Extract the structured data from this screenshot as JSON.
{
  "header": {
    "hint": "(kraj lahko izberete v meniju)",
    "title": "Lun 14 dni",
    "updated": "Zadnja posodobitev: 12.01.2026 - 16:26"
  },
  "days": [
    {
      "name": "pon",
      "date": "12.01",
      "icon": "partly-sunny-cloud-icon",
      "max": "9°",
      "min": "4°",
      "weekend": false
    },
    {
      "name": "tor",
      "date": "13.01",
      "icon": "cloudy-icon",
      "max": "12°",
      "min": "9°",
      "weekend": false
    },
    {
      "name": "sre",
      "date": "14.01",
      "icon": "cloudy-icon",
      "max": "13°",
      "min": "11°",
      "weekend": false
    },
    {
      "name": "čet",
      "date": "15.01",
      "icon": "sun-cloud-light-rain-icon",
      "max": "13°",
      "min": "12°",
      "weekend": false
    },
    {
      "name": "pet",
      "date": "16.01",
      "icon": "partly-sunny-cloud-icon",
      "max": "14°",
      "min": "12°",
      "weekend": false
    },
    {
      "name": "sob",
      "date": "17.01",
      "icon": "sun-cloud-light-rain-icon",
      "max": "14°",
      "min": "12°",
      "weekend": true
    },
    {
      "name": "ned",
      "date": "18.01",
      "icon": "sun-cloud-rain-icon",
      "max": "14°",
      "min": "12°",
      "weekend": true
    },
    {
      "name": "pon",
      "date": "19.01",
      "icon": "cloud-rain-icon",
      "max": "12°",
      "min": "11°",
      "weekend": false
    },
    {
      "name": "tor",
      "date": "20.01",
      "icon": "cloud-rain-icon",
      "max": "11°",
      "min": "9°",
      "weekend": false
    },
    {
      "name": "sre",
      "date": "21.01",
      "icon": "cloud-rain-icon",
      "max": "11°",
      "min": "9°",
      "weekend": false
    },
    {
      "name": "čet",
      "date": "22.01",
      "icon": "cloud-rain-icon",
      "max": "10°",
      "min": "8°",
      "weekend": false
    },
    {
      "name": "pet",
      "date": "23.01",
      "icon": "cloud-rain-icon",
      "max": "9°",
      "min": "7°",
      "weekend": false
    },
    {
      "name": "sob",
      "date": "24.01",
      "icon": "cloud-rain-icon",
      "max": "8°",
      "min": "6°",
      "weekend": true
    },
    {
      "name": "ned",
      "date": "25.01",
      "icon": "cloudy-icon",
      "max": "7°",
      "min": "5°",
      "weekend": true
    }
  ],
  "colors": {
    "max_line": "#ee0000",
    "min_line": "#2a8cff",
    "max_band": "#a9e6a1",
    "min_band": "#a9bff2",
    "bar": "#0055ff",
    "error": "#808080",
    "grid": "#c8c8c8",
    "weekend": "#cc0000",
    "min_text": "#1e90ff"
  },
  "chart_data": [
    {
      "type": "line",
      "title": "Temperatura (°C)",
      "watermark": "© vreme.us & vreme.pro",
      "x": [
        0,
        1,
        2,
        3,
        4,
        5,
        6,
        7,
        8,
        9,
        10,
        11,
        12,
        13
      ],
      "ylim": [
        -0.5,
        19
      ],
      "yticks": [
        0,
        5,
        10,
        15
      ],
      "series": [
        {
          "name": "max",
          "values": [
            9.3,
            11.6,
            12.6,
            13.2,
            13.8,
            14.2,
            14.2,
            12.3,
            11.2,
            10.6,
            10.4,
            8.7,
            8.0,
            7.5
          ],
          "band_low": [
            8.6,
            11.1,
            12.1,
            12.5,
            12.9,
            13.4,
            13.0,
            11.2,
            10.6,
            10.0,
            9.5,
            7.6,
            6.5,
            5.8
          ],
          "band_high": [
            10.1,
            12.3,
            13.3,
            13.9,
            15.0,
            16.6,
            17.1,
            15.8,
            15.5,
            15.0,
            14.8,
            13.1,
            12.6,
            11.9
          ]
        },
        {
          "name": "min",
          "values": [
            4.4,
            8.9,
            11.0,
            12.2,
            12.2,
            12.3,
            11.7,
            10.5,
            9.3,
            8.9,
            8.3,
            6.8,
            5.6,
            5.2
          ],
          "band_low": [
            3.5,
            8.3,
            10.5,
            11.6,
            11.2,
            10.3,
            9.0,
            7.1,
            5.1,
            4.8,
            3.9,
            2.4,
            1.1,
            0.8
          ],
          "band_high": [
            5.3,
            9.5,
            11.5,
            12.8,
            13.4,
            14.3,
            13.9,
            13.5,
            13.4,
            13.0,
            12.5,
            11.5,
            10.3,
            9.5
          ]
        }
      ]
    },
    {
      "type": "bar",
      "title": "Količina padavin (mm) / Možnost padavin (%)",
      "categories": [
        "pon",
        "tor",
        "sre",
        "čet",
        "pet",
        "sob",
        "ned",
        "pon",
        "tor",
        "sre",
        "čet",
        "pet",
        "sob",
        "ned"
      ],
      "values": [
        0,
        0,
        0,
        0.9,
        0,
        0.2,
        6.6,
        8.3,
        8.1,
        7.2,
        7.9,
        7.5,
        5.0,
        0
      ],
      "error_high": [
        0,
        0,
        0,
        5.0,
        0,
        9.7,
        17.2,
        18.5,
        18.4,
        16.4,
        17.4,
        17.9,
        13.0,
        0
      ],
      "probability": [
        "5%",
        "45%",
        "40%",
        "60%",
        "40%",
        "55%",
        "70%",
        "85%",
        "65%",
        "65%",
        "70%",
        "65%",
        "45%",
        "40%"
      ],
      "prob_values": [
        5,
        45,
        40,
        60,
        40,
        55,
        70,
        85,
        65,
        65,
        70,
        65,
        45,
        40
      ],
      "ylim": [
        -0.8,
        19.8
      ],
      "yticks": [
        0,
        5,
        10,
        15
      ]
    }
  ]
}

______

Print every entry exactly as it appears.

• **RESULT OF THE TASK**
Extract the structured data from this screenshot as JSON.
{
  "header": {
    "hint": "(kraj lahko izberete v meniju)",
    "title": "Lun 14 dni",
    "updated": "Zadnja posodobitev: 12.01.2026 - 16:26"
  },
  "days": [
    {
      "name": "pon",
      "date": "12.01",
      "icon": "partly-sunny-cloud-icon",
      "max": "9°",
      "min": "4°",
      "weekend": false
    },
    {
      "name": "tor",
      "date": "13.01",
      "icon": "cloudy-icon",
      "max": "12°",
      "min": "9°",
      "weekend": false
    },
    {
      "name": "sre",
      "date": "14.01",
      "icon": "cloudy-icon",
      "max": "13°",
      "min": "11°",
      "weekend": false
    },
    {
      "name": "čet",
      "date": "15.01",
      "icon": "sun-cloud-light-rain-icon",
      "max": "13°",
      "min": "12°",
      "weekend": false
    },
    {
      "name": "pet",
      "date": "16.01",
      "icon": "partly-sunny-cloud-icon",
      "max": "14°",
      "min": "12°",
      "weekend": false
    },
    {
      "name": "sob",
      "date": "17.01",
      "icon": "sun-cloud-light-rain-icon",
      "max": "14°",
      "min": "12°",
      "weekend": true
    },
    {
      "name": "ned",
      "date": "18.01",
      "icon": "sun-cloud-rain-icon",
      "max": "14°",
      "min": "12°",
      "weekend": true
    },
    {
      "name": "pon",
      "date": "19.01",
      "icon": "cloud-rain-icon",
      "max": "12°",
      "min": "11°",
      "weekend": false
    },
    {
      "name": "tor",
      "date": "20.01",
      "icon": "cloud-rain-icon",
      "max": "11°",
      "min": "9°",
      "weekend": false
    },
    {
      "name": "sre",
      "date": "21.01",
      "icon": "cloud-rain-icon",
      "max": "11°",
      "min": "9°",
      "weekend": false
    },
    {
      "name": "čet",
      "date": "22.01",
      "icon": "cloud-rain-icon",
      "max": "10°",
      "min": "8°",
      "weekend": false
    },
    {
      "name": "pet",
      "date": "23.01",
      "icon": "cloud-rain-icon",
      "max": "9°",
      "min": "7°",
      "weekend": false
    },
    {
      "name": "sob",
      "date": "24.01",
      "icon": "cloud-rain-icon",
      "max": "8°",
      "min": "6°",
      "weekend": true
    },
    {
      "name": "ned",
      "date": "25.01",
      "icon": "cloudy-icon",
      "max": "7°",
      "min": "5°",
      "weekend": true
    }
  ],
  "colors": {
    "max_line": "#ee0000",
    "min_line": "#2a8cff",
    "max_band": "#a9e6a1",
    "min_band": "#a9bff2",
    "bar": "#0055ff",
    "error": "#808080",
    "grid": "#c8c8c8",
    "weekend": "#cc0000",
    "min_text": "#1e90ff"
  },
  "chart_data": [
    {
      "type": "line",
      "title": "Temperatura (°C)",
      "watermark": "© vreme.us & vreme.pro",
      "x": [
        0,
        1,
        2,
        3,
        4,
        5,
        6,
        7,
        8,
        9,
        10,
        11,
        12,
        13
      ],
      "ylim": [
        -0.5,
        19
      ],
      "yticks": [
        0,
        5,
        10,
        15
      ],
      "series": [
        {
          "name": "max",
          "values": [
            9.3,
            11.6,
            12.6,
            13.2,
            13.8,
            14.2,
            14.2,
            12.3,
            11.2,
            10.6,
            10.4,
            8.7,
            8.0,
            7.5
          ],
          "band_low": [
            8.6,
            11.1,
            12.1,
            12.5,
            12.9,
            13.4,
            13.0,
            11.2,
            10.6,
            10.0,
            9.5,
            7.6,
            6.5,
            5.8
          ],
          "band_high": [
            10.1,
            12.3,
            13.3,
            13.9,
            15.0,
            16.6,
            17.1,
            15.8,
            15.5,
            15.0,
            14.8,
            13.1,
            12.6,
            11.9
          ]
        },
        {
          "name": "min",
          "values": [
            4.4,
            8.9,
            11.0,
            12.2,
            12.2,
            12.3,
            11.7,
            10.5,
            9.3,
            8.9,
            8.3,
            6.8,
            5.6,
            5.2
          ],
          "band_low": [
            3.5,
            8.3,
            10.5,
            11.6,
            11.2,
            10.3,
            9.0,
            7.1,
            5.1,
            4.8,
            3.9,
            2.4,
            1.1,
            0.8
          ],
          "band_high": [
            5.3,
            9.5,
            11.5,
            12.8,
            13.4,
            14.3,
            13.9,
            13.5,
            13.4,
            13.0,
            12.5,
            11.5,
            10.3,
            9.5
          ]
        }
      ]
    },
    {
      "type": "bar",
      "title": "Količina padavin (mm) / Možnost padavin (%)",
      "categories": [
        "pon",
        "tor",
        "sre",
        "čet",
        "pet",
        "sob",
        "ned",
        "pon",
        "tor",
        "sre",
        "čet",
        "pet",
        "sob",
        "ned"
      ],
      "values": [
        0,
        0,
        0,
        0.9,
        0,
        0.2,
        6.6,
        8.3,
        8.1,
        7.2,
        7.9,
        7.5,
        5.0,
        0
      ],
      "error_high": [
        0,
        0,
        0,
        5.0,
        0,
        9.7,
        17.2,
        18.5,
        18.4,
        16.4,
        17.4,
        17.9,
        13.0,
        0
      ],
      "probability": [
        "5%",
        "45%",
        "40%",
        "60%",
        "40%",
        "55%",
        "70%",
        "85%",
        "65%",
        "65%",
        "70%",
        "65%",
        "45%",
        "40%"
      ],
      "prob_values": [
        5,
        45,
        40,
        60,
        40,
        55,
        70,
        85,
        65,
        65,
        70,
        65,
        45,
        40
      ],
      "ylim": [
        -0.8,
        19.8
      ],
      "yticks": [
        0,
        5,
        10,
        15
      ]
    }
  ]
}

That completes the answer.